▶ _PROVIDED RECORDS_:
⁂

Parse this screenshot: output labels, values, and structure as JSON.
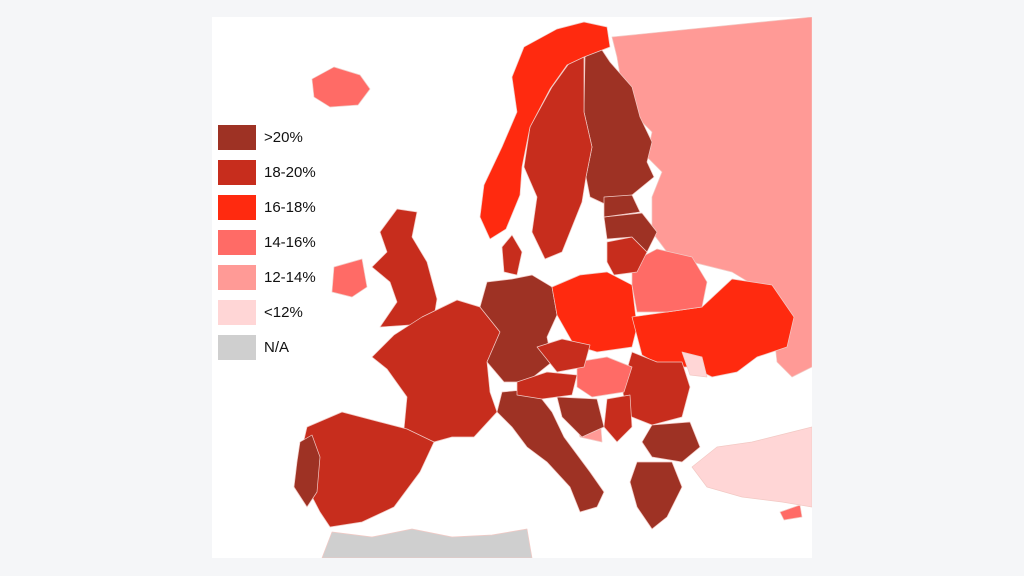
{
  "map": {
    "region": "Europe",
    "colors": {
      "sea": "#ffffff",
      "border": "#f2c9c4",
      "na": "#cfcfcf"
    }
  },
  "legend": {
    "items": [
      {
        "label": ">20%",
        "color": "#9e3224"
      },
      {
        "label": "18-20%",
        "color": "#c72d1d"
      },
      {
        "label": "16-18%",
        "color": "#ff2a0f"
      },
      {
        "label": "14-16%",
        "color": "#ff6b66"
      },
      {
        "label": "12-14%",
        "color": "#ff9a96"
      },
      {
        "label": "<12%",
        "color": "#ffd6d6"
      },
      {
        "label": "N/A",
        "color": "#cfcfcf"
      }
    ]
  },
  "regions": [
    {
      "name": "russia",
      "category": "12-14%"
    },
    {
      "name": "finland",
      "category": ">20%"
    },
    {
      "name": "sweden",
      "category": "18-20%"
    },
    {
      "name": "norway",
      "category": "16-18%"
    },
    {
      "name": "iceland",
      "category": "14-16%"
    },
    {
      "name": "ireland",
      "category": "14-16%"
    },
    {
      "name": "united-kingdom",
      "category": "18-20%"
    },
    {
      "name": "france",
      "category": "18-20%"
    },
    {
      "name": "spain",
      "category": "18-20%"
    },
    {
      "name": "portugal",
      "category": ">20%"
    },
    {
      "name": "germany",
      "category": ">20%"
    },
    {
      "name": "italy",
      "category": ">20%"
    },
    {
      "name": "poland",
      "category": "16-18%"
    },
    {
      "name": "ukraine",
      "category": "16-18%"
    },
    {
      "name": "belarus",
      "category": "14-16%"
    },
    {
      "name": "lithuania",
      "category": "18-20%"
    },
    {
      "name": "latvia",
      "category": ">20%"
    },
    {
      "name": "estonia",
      "category": ">20%"
    },
    {
      "name": "romania",
      "category": "18-20%"
    },
    {
      "name": "bulgaria",
      "category": ">20%"
    },
    {
      "name": "greece",
      "category": ">20%"
    },
    {
      "name": "turkey",
      "category": "<12%"
    },
    {
      "name": "moldova",
      "category": "<12%"
    },
    {
      "name": "hungary",
      "category": "14-16%"
    },
    {
      "name": "czechia",
      "category": "18-20%"
    },
    {
      "name": "austria",
      "category": "18-20%"
    },
    {
      "name": "serbia",
      "category": "18-20%"
    },
    {
      "name": "bosnia",
      "category": "12-14%"
    },
    {
      "name": "croatia",
      "category": ">20%"
    },
    {
      "name": "denmark",
      "category": "18-20%"
    },
    {
      "name": "north-africa",
      "category": "N/A"
    },
    {
      "name": "cyprus",
      "category": "14-16%"
    }
  ]
}
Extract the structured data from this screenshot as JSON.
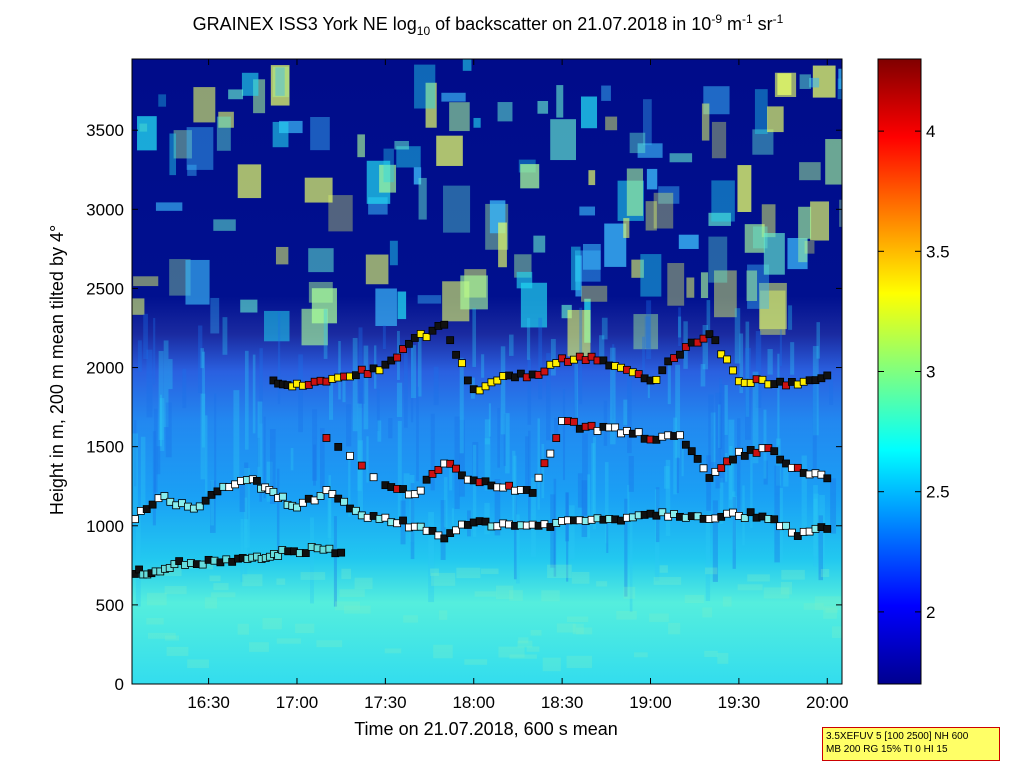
{
  "chart_data": {
    "type": "heatmap",
    "title": {
      "pre": "GRAINEX ISS3 York NE log",
      "sub": "10",
      "mid": " of backscatter on 21.07.2018 in 10",
      "sup1": "-9",
      "unit1": " m",
      "sup2": "-1",
      "unit2": " sr",
      "sup3": "-1"
    },
    "xlabel": "Time on 21.07.2018, 600 s mean",
    "ylabel": "Height in m, 200 m mean tilted by 4°",
    "x_ticks": [
      "16:30",
      "17:00",
      "17:30",
      "18:00",
      "18:30",
      "19:00",
      "19:30",
      "20:00"
    ],
    "x_tick_minutes": [
      990,
      1020,
      1050,
      1080,
      1110,
      1140,
      1170,
      1200
    ],
    "xlim_minutes": [
      964,
      1205
    ],
    "y_ticks": [
      0,
      500,
      1000,
      1500,
      2000,
      2500,
      3000,
      3500
    ],
    "ylim": [
      0,
      3950
    ],
    "colorbar": {
      "colormap": "jet",
      "range": [
        1.7,
        4.3
      ],
      "ticks": [
        "2",
        "2.5",
        "3",
        "3.5",
        "4"
      ],
      "tick_values": [
        2,
        2.5,
        3,
        3.5,
        4
      ]
    },
    "layers": [
      {
        "symbol": "square",
        "series": "lowest layer",
        "points": [
          [
            965,
            700
          ],
          [
            972,
            720
          ],
          [
            980,
            760
          ],
          [
            990,
            770
          ],
          [
            1000,
            780
          ],
          [
            1008,
            790
          ],
          [
            1015,
            830
          ],
          [
            1025,
            850
          ],
          [
            1035,
            830
          ]
        ]
      },
      {
        "symbol": "square",
        "series": "boundary layer top",
        "points": [
          [
            965,
            1060
          ],
          [
            975,
            1180
          ],
          [
            985,
            1100
          ],
          [
            995,
            1250
          ],
          [
            1005,
            1280
          ],
          [
            1012,
            1200
          ],
          [
            1020,
            1120
          ],
          [
            1030,
            1210
          ],
          [
            1040,
            1080
          ],
          [
            1050,
            1040
          ],
          [
            1060,
            1000
          ],
          [
            1070,
            940
          ],
          [
            1080,
            1020
          ],
          [
            1090,
            1010
          ],
          [
            1100,
            1000
          ],
          [
            1110,
            1020
          ],
          [
            1120,
            1040
          ],
          [
            1130,
            1050
          ],
          [
            1140,
            1080
          ],
          [
            1150,
            1070
          ],
          [
            1160,
            1060
          ],
          [
            1170,
            1070
          ],
          [
            1180,
            1060
          ],
          [
            1190,
            950
          ],
          [
            1200,
            980
          ]
        ]
      },
      {
        "symbol": "square",
        "series": "residual layer",
        "points": [
          [
            1030,
            1550
          ],
          [
            1050,
            1250
          ],
          [
            1060,
            1200
          ],
          [
            1070,
            1400
          ],
          [
            1080,
            1270
          ],
          [
            1090,
            1250
          ],
          [
            1100,
            1200
          ],
          [
            1110,
            1650
          ],
          [
            1120,
            1620
          ],
          [
            1130,
            1600
          ],
          [
            1140,
            1560
          ],
          [
            1150,
            1560
          ],
          [
            1160,
            1300
          ],
          [
            1170,
            1450
          ],
          [
            1180,
            1490
          ],
          [
            1190,
            1350
          ],
          [
            1200,
            1300
          ]
        ]
      },
      {
        "symbol": "square",
        "series": "upper layer",
        "points": [
          [
            1012,
            1900
          ],
          [
            1020,
            1880
          ],
          [
            1030,
            1920
          ],
          [
            1040,
            1960
          ],
          [
            1050,
            2000
          ],
          [
            1060,
            2180
          ],
          [
            1070,
            2260
          ],
          [
            1080,
            1850
          ],
          [
            1090,
            1950
          ],
          [
            1100,
            1950
          ],
          [
            1110,
            2050
          ],
          [
            1120,
            2070
          ],
          [
            1130,
            2000
          ],
          [
            1140,
            1900
          ],
          [
            1150,
            2100
          ],
          [
            1160,
            2220
          ],
          [
            1170,
            1920
          ],
          [
            1180,
            1900
          ],
          [
            1190,
            1900
          ],
          [
            1200,
            1950
          ]
        ]
      }
    ]
  },
  "info_box": {
    "line1": "3.5XEFUV 5 [100 2500] NH 600",
    "line2": "MB 200 RG 15% TI 0 HI 15"
  }
}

⁂

▶ _WRITTEN PROBLEM_: Your task is to set down the records shown above exactly, minus any pictures.

▶ _COMPLETED TASK_:
Parse this screenshot: output labels, values, and structure as JSON.
{
  "map": {
    "region": "Europe",
    "colors": {
      "sea": "#ffffff",
      "border": "#f2c9c4",
      "na": "#cfcfcf"
    }
  },
  "legend": {
    "items": [
      {
        "label": ">20%",
        "color": "#9e3224"
      },
      {
        "label": "18-20%",
        "color": "#c72d1d"
      },
      {
        "label": "16-18%",
        "color": "#ff2a0f"
      },
      {
        "label": "14-16%",
        "color": "#ff6b66"
      },
      {
        "label": "12-14%",
        "color": "#ff9a96"
      },
      {
        "label": "<12%",
        "color": "#ffd6d6"
      },
      {
        "label": "N/A",
        "color": "#cfcfcf"
      }
    ]
  },
  "regions": [
    {
      "name": "russia",
      "category": "12-14%"
    },
    {
      "name": "finland",
      "category": ">20%"
    },
    {
      "name": "sweden",
      "category": "18-20%"
    },
    {
      "name": "norway",
      "category": "16-18%"
    },
    {
      "name": "iceland",
      "category": "14-16%"
    },
    {
      "name": "ireland",
      "category": "14-16%"
    },
    {
      "name": "united-kingdom",
      "category": "18-20%"
    },
    {
      "name": "france",
      "category": "18-20%"
    },
    {
      "name": "spain",
      "category": "18-20%"
    },
    {
      "name": "portugal",
      "category": ">20%"
    },
    {
      "name": "germany",
      "category": ">20%"
    },
    {
      "name": "italy",
      "category": ">20%"
    },
    {
      "name": "poland",
      "category": "16-18%"
    },
    {
      "name": "ukraine",
      "category": "16-18%"
    },
    {
      "name": "belarus",
      "category": "14-16%"
    },
    {
      "name": "lithuania",
      "category": "18-20%"
    },
    {
      "name": "latvia",
      "category": ">20%"
    },
    {
      "name": "estonia",
      "category": ">20%"
    },
    {
      "name": "romania",
      "category": "18-20%"
    },
    {
      "name": "bulgaria",
      "category": ">20%"
    },
    {
      "name": "greece",
      "category": ">20%"
    },
    {
      "name": "turkey",
      "category": "<12%"
    },
    {
      "name": "moldova",
      "category": "<12%"
    },
    {
      "name": "hungary",
      "category": "14-16%"
    },
    {
      "name": "czechia",
      "category": "18-20%"
    },
    {
      "name": "austria",
      "category": "18-20%"
    },
    {
      "name": "serbia",
      "category": "18-20%"
    },
    {
      "name": "bosnia",
      "category": "12-14%"
    },
    {
      "name": "croatia",
      "category": ">20%"
    },
    {
      "name": "denmark",
      "category": "18-20%"
    },
    {
      "name": "north-africa",
      "category": "N/A"
    },
    {
      "name": "cyprus",
      "category": "14-16%"
    }
  ]
}
Extract the structured data from this screenshot as JSON.
{
  "chart_data": {
    "type": "heatmap",
    "title": {
      "pre": "GRAINEX ISS3 York NE log",
      "sub": "10",
      "mid": " of backscatter on 21.07.2018 in 10",
      "sup1": "-9",
      "unit1": " m",
      "sup2": "-1",
      "unit2": " sr",
      "sup3": "-1"
    },
    "xlabel": "Time on 21.07.2018, 600 s mean",
    "ylabel": "Height in m, 200 m mean tilted by 4°",
    "x_ticks": [
      "16:30",
      "17:00",
      "17:30",
      "18:00",
      "18:30",
      "19:00",
      "19:30",
      "20:00"
    ],
    "x_tick_minutes": [
      990,
      1020,
      1050,
      1080,
      1110,
      1140,
      1170,
      1200
    ],
    "xlim_minutes": [
      964,
      1205
    ],
    "y_ticks": [
      0,
      500,
      1000,
      1500,
      2000,
      2500,
      3000,
      3500
    ],
    "ylim": [
      0,
      3950
    ],
    "colorbar": {
      "colormap": "jet",
      "range": [
        1.7,
        4.3
      ],
      "ticks": [
        "2",
        "2.5",
        "3",
        "3.5",
        "4"
      ],
      "tick_values": [
        2,
        2.5,
        3,
        3.5,
        4
      ]
    },
    "layers": [
      {
        "symbol": "square",
        "series": "lowest layer",
        "points": [
          [
            965,
            700
          ],
          [
            972,
            720
          ],
          [
            980,
            760
          ],
          [
            990,
            770
          ],
          [
            1000,
            780
          ],
          [
            1008,
            790
          ],
          [
            1015,
            830
          ],
          [
            1025,
            850
          ],
          [
            1035,
            830
          ]
        ]
      },
      {
        "symbol": "square",
        "series": "boundary layer top",
        "points": [
          [
            965,
            1060
          ],
          [
            975,
            1180
          ],
          [
            985,
            1100
          ],
          [
            995,
            1250
          ],
          [
            1005,
            1280
          ],
          [
            1012,
            1200
          ],
          [
            1020,
            1120
          ],
          [
            1030,
            1210
          ],
          [
            1040,
            1080
          ],
          [
            1050,
            1040
          ],
          [
            1060,
            1000
          ],
          [
            1070,
            940
          ],
          [
            1080,
            1020
          ],
          [
            1090,
            1010
          ],
          [
            1100,
            1000
          ],
          [
            1110,
            1020
          ],
          [
            1120,
            1040
          ],
          [
            1130,
            1050
          ],
          [
            1140,
            1080
          ],
          [
            1150,
            1070
          ],
          [
            1160,
            1060
          ],
          [
            1170,
            1070
          ],
          [
            1180,
            1060
          ],
          [
            1190,
            950
          ],
          [
            1200,
            980
          ]
        ]
      },
      {
        "symbol": "square",
        "series": "residual layer",
        "points": [
          [
            1030,
            1550
          ],
          [
            1050,
            1250
          ],
          [
            1060,
            1200
          ],
          [
            1070,
            1400
          ],
          [
            1080,
            1270
          ],
          [
            1090,
            1250
          ],
          [
            1100,
            1200
          ],
          [
            1110,
            1650
          ],
          [
            1120,
            1620
          ],
          [
            1130,
            1600
          ],
          [
            1140,
            1560
          ],
          [
            1150,
            1560
          ],
          [
            1160,
            1300
          ],
          [
            1170,
            1450
          ],
          [
            1180,
            1490
          ],
          [
            1190,
            1350
          ],
          [
            1200,
            1300
          ]
        ]
      },
      {
        "symbol": "square",
        "series": "upper layer",
        "points": [
          [
            1012,
            1900
          ],
          [
            1020,
            1880
          ],
          [
            1030,
            1920
          ],
          [
            1040,
            1960
          ],
          [
            1050,
            2000
          ],
          [
            1060,
            2180
          ],
          [
            1070,
            2260
          ],
          [
            1080,
            1850
          ],
          [
            1090,
            1950
          ],
          [
            1100,
            1950
          ],
          [
            1110,
            2050
          ],
          [
            1120,
            2070
          ],
          [
            1130,
            2000
          ],
          [
            1140,
            1900
          ],
          [
            1150,
            2100
          ],
          [
            1160,
            2220
          ],
          [
            1170,
            1920
          ],
          [
            1180,
            1900
          ],
          [
            1190,
            1900
          ],
          [
            1200,
            1950
          ]
        ]
      }
    ]
  },
  "info_box": {
    "line1": "3.5XEFUV 5 [100 2500] NH 600",
    "line2": "MB 200 RG 15% TI 0 HI 15"
  }
}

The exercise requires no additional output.